◆ **Required task**:
Select lines where the word "Depth" appears.

[Source data]
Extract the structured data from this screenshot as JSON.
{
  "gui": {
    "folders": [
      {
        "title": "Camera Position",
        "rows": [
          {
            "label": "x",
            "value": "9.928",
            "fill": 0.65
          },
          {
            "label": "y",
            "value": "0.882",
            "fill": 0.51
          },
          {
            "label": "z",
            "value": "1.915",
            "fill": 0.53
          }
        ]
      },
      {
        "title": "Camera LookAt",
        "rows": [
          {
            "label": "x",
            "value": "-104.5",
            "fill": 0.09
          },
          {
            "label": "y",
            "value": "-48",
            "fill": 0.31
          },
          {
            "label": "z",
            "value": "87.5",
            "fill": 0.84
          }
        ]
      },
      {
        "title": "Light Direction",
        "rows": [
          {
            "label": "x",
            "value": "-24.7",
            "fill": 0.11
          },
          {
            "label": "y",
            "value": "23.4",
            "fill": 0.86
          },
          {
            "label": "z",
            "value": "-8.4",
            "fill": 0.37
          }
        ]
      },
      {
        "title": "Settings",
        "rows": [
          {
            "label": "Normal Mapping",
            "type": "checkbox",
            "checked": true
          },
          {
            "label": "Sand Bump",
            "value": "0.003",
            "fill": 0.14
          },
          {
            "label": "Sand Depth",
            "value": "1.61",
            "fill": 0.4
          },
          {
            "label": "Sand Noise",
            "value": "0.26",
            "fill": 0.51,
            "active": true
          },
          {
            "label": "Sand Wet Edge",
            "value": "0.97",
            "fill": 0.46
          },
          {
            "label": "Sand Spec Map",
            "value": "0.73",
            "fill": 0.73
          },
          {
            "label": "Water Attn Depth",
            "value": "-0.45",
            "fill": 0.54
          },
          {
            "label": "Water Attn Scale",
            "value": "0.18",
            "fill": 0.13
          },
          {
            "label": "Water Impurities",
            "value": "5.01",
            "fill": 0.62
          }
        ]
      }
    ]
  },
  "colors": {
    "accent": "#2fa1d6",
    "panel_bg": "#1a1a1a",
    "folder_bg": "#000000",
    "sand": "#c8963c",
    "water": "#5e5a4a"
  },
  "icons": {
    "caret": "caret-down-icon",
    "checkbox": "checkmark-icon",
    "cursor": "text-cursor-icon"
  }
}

◆ **The reply**:
            "label": "Sand Depth",
            "label": "Water Attn Depth",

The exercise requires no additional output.